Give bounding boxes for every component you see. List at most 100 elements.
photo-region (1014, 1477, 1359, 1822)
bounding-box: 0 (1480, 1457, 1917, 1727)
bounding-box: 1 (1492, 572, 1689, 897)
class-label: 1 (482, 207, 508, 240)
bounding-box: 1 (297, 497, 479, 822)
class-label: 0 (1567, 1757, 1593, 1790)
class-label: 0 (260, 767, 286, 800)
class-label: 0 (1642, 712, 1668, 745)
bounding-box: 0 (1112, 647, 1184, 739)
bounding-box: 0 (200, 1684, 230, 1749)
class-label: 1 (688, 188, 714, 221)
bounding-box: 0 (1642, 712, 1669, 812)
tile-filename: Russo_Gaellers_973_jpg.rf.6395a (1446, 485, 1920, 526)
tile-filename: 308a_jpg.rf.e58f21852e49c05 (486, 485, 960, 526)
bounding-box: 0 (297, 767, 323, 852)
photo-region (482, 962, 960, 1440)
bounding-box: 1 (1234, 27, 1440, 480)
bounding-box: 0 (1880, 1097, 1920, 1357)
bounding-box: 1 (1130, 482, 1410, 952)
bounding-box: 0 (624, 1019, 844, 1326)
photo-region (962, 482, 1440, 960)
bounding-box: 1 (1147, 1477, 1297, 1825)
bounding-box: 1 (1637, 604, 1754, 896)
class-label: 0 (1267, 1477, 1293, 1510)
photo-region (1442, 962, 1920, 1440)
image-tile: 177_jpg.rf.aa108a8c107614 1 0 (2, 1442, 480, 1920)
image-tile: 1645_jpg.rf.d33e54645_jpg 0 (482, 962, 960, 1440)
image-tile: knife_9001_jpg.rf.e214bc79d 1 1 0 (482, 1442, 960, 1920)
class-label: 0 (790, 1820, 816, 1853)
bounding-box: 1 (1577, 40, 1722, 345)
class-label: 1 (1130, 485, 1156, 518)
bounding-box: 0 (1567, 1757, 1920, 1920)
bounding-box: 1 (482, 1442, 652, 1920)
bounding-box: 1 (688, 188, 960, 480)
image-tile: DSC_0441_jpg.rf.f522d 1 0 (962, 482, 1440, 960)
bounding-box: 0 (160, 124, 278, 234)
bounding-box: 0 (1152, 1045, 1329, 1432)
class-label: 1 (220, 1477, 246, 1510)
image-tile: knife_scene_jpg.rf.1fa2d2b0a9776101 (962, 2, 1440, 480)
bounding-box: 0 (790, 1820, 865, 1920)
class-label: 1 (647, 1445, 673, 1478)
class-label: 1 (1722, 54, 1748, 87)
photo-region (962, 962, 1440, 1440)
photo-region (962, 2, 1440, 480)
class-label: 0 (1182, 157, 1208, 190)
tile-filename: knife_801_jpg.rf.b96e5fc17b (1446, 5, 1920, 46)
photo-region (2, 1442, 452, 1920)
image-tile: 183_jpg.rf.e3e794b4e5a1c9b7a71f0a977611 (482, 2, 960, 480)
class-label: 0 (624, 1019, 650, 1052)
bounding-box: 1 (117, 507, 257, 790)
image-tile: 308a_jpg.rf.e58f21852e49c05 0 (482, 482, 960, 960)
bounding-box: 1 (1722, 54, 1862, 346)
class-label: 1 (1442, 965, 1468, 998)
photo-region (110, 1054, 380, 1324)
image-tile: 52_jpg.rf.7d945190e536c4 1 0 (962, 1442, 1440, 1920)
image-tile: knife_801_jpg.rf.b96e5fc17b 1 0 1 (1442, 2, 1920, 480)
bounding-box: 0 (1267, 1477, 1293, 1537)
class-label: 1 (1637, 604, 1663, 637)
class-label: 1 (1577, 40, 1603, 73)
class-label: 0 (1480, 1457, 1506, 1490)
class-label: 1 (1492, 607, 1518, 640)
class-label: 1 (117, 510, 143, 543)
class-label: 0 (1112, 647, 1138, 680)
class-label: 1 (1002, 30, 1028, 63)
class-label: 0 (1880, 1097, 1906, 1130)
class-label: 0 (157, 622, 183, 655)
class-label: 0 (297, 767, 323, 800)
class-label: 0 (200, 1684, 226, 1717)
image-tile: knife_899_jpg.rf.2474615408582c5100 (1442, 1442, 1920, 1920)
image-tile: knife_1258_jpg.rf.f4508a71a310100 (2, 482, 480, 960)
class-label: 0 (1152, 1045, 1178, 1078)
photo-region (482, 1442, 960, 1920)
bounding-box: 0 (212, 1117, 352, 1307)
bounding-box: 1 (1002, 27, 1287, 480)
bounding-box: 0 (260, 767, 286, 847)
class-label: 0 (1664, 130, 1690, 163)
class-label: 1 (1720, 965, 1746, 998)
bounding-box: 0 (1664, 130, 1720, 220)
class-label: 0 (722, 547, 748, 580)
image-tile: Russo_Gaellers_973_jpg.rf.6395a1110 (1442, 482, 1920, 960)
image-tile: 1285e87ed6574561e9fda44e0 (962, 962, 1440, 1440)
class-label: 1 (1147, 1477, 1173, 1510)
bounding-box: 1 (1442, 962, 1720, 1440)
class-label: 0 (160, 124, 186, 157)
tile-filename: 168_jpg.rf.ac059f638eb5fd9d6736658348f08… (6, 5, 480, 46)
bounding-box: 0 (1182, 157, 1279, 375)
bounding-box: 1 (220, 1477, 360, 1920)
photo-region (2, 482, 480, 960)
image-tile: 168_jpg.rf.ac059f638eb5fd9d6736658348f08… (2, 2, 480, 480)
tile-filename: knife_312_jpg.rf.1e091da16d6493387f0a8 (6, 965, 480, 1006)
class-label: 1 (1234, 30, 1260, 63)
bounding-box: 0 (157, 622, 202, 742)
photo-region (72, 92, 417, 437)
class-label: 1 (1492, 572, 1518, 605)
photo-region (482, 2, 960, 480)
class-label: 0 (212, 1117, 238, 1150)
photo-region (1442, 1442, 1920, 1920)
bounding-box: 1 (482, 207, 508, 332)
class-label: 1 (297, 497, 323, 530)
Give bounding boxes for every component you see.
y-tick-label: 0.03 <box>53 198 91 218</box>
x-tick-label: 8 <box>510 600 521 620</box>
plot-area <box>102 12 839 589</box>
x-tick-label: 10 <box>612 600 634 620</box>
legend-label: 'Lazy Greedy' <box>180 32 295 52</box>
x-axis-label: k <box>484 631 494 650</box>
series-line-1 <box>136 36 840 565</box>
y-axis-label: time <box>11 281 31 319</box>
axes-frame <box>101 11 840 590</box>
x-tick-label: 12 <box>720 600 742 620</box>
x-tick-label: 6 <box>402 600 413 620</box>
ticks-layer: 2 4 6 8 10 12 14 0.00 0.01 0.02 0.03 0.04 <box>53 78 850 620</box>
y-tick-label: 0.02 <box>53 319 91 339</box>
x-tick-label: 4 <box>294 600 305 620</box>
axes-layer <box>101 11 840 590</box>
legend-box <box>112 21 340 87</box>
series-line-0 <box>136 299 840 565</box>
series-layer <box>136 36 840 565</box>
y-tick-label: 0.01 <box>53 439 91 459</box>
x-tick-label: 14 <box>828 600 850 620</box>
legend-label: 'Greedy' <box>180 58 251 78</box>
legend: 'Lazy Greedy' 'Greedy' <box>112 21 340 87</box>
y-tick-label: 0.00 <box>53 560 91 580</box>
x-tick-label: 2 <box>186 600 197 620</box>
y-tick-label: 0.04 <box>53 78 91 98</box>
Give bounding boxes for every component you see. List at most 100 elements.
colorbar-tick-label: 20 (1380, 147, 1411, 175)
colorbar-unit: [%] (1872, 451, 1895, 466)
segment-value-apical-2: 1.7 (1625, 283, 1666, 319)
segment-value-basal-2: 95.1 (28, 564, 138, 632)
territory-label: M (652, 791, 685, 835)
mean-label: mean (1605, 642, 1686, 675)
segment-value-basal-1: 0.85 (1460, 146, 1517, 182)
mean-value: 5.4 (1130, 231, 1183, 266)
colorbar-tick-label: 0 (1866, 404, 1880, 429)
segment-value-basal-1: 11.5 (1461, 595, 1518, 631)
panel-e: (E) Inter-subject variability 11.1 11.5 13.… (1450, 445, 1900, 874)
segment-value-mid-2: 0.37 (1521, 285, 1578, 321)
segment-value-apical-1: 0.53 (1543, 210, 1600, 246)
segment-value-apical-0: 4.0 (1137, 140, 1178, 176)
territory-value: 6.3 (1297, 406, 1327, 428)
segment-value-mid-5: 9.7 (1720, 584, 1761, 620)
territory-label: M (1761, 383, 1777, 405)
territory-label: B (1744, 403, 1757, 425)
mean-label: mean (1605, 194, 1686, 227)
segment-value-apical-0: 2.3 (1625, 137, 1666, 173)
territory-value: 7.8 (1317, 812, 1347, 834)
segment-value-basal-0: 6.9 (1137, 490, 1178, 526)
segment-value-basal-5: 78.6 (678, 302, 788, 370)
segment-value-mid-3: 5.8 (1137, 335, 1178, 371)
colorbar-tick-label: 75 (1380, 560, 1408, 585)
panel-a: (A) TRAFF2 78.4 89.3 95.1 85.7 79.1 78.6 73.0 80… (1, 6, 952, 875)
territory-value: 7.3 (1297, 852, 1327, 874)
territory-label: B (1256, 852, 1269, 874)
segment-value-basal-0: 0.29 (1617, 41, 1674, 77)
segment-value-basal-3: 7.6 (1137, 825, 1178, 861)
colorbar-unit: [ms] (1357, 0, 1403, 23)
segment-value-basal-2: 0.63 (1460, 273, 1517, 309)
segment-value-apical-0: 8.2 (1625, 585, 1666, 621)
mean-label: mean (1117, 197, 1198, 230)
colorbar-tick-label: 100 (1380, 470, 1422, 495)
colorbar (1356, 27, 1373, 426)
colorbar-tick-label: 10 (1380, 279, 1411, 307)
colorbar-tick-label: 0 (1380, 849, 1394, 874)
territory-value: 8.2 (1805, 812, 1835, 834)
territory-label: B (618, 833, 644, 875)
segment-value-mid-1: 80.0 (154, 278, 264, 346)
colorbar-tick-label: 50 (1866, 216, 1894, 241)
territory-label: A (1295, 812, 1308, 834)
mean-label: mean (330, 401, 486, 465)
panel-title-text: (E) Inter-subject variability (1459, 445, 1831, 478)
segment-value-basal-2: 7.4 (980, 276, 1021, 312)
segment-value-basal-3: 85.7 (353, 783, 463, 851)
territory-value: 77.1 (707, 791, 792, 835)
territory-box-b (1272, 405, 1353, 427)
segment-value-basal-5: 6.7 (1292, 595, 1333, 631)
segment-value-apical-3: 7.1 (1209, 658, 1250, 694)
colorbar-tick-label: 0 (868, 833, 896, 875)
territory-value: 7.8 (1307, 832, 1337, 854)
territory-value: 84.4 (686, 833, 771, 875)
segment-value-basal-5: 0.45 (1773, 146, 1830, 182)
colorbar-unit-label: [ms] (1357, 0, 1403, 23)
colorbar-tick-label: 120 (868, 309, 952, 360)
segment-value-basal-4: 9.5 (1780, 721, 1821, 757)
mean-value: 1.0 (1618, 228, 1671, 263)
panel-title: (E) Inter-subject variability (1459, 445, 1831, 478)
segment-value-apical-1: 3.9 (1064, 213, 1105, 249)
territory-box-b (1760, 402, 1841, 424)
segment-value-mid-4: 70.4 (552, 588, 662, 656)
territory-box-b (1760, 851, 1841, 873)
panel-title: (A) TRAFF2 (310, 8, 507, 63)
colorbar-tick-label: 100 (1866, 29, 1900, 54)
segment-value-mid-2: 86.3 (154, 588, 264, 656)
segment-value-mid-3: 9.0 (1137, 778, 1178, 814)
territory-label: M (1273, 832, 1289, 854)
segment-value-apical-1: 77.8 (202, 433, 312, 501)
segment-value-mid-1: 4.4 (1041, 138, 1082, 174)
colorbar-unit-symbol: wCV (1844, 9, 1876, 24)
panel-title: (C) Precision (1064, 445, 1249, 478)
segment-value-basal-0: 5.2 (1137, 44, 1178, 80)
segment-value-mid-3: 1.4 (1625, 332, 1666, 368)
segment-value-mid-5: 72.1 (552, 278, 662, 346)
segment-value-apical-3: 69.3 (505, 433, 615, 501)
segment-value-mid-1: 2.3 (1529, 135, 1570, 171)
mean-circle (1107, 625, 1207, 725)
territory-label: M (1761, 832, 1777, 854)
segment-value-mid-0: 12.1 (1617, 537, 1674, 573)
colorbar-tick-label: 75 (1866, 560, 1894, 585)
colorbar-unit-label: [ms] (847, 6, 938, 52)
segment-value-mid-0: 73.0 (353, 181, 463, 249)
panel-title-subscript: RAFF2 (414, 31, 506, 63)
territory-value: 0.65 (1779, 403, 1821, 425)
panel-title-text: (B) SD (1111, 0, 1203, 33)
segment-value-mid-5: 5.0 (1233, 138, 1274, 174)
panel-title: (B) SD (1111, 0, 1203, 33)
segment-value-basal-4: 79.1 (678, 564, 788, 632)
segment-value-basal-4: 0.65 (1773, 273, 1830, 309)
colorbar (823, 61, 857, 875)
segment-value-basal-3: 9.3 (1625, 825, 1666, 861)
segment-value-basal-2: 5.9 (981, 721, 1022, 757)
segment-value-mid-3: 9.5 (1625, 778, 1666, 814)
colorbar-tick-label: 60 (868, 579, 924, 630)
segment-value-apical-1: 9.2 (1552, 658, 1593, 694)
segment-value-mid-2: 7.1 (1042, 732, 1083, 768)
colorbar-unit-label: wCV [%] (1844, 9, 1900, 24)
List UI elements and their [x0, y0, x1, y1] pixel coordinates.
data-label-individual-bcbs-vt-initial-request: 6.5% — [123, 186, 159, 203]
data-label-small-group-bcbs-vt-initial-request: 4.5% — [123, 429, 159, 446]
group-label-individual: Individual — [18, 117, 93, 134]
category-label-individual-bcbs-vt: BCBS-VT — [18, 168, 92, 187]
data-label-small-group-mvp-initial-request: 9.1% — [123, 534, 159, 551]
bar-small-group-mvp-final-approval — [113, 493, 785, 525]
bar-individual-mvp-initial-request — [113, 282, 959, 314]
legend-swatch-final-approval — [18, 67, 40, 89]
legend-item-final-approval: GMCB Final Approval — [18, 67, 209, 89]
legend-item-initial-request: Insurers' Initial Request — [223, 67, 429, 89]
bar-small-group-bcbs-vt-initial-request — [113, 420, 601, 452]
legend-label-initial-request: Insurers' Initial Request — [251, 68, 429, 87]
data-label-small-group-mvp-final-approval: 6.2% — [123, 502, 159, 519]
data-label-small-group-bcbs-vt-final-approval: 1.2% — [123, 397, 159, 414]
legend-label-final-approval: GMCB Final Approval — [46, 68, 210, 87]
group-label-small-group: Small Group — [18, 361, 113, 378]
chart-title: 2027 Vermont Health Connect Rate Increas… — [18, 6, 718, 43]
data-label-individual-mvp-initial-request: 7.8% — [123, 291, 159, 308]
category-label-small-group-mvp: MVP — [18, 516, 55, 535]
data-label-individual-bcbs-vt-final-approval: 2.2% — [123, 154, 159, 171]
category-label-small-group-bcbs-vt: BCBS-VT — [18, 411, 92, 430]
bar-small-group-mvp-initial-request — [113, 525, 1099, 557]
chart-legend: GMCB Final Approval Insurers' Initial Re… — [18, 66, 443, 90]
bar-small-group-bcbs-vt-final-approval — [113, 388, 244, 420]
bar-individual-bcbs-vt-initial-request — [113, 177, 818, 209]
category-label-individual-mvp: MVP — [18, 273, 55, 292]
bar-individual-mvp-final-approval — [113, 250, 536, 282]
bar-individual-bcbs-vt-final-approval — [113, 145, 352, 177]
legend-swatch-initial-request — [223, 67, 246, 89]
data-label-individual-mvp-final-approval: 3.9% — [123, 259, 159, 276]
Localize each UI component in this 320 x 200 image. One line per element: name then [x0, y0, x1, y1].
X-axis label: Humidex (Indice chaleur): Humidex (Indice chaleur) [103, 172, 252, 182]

◆ ◆ ◆ ◆

● **DESCRIPTION OF THE TASK**: Can you copy out the records from their first line through the line that contains "485, 1920, 526)", both included, leaving every line unchanged?

● **RESULT OF THE TASK**:
Give bounding boxes for every component you see. List at most 100 elements.
photo-region (1014, 1477, 1359, 1822)
bounding-box: 0 (1480, 1457, 1917, 1727)
bounding-box: 1 (1492, 572, 1689, 897)
class-label: 1 (482, 207, 508, 240)
bounding-box: 1 (297, 497, 479, 822)
class-label: 0 (1567, 1757, 1593, 1790)
class-label: 0 (260, 767, 286, 800)
class-label: 0 (1642, 712, 1668, 745)
bounding-box: 0 (1112, 647, 1184, 739)
bounding-box: 0 (200, 1684, 230, 1749)
class-label: 1 (688, 188, 714, 221)
bounding-box: 0 (1642, 712, 1669, 812)
tile-filename: Russo_Gaellers_973_jpg.rf.6395a (1446, 485, 1920, 526)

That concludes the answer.